==== Extracted information ====

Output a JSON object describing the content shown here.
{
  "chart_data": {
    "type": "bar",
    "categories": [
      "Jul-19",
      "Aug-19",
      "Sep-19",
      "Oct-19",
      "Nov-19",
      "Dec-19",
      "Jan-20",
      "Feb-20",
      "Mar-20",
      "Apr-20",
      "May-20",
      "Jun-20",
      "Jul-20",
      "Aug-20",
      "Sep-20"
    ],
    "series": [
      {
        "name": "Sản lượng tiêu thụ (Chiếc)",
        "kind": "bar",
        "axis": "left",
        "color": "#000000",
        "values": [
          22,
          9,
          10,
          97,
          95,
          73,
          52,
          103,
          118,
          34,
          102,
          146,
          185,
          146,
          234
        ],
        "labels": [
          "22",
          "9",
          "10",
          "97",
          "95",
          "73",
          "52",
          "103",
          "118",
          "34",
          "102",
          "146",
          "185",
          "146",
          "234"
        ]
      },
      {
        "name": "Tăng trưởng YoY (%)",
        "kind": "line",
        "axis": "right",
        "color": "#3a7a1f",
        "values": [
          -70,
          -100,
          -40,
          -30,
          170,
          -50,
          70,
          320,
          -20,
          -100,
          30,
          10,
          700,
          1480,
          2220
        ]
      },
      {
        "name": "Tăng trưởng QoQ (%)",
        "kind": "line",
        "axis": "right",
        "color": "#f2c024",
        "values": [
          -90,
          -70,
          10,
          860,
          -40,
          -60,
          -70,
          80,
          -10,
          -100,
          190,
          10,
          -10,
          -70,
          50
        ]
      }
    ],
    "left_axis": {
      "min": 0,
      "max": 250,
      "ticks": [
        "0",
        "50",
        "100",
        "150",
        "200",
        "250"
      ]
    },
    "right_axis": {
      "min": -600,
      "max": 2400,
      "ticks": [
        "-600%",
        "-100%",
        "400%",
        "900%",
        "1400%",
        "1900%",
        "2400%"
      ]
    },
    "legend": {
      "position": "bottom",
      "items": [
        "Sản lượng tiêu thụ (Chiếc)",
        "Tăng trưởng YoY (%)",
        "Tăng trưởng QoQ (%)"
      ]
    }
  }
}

====

Retype all of the data shown above, word for word.

Output a JSON object describing the content shown here.
{
  "chart_data": {
    "type": "bar",
    "categories": [
      "Jul-19",
      "Aug-19",
      "Sep-19",
      "Oct-19",
      "Nov-19",
      "Dec-19",
      "Jan-20",
      "Feb-20",
      "Mar-20",
      "Apr-20",
      "May-20",
      "Jun-20",
      "Jul-20",
      "Aug-20",
      "Sep-20"
    ],
    "series": [
      {
        "name": "Sản lượng tiêu thụ (Chiếc)",
        "kind": "bar",
        "axis": "left",
        "color": "#000000",
        "values": [
          22,
          9,
          10,
          97,
          95,
          73,
          52,
          103,
          118,
          34,
          102,
          146,
          185,
          146,
          234
        ],
        "labels": [
          "22",
          "9",
          "10",
          "97",
          "95",
          "73",
          "52",
          "103",
          "118",
          "34",
          "102",
          "146",
          "185",
          "146",
          "234"
        ]
      },
      {
        "name": "Tăng trưởng YoY (%)",
        "kind": "line",
        "axis": "right",
        "color": "#3a7a1f",
        "values": [
          -70,
          -100,
          -40,
          -30,
          170,
          -50,
          70,
          320,
          -20,
          -100,
          30,
          10,
          700,
          1480,
          2220
        ]
      },
      {
        "name": "Tăng trưởng QoQ (%)",
        "kind": "line",
        "axis": "right",
        "color": "#f2c024",
        "values": [
          -90,
          -70,
          10,
          860,
          -40,
          -60,
          -70,
          80,
          -10,
          -100,
          190,
          10,
          -10,
          -70,
          50
        ]
      }
    ],
    "left_axis": {
      "min": 0,
      "max": 250,
      "ticks": [
        "0",
        "50",
        "100",
        "150",
        "200",
        "250"
      ]
    },
    "right_axis": {
      "min": -600,
      "max": 2400,
      "ticks": [
        "-600%",
        "-100%",
        "400%",
        "900%",
        "1400%",
        "1900%",
        "2400%"
      ]
    },
    "legend": {
      "position": "bottom",
      "items": [
        "Sản lượng tiêu thụ (Chiếc)",
        "Tăng trưởng YoY (%)",
        "Tăng trưởng QoQ (%)"
      ]
    }
  }
}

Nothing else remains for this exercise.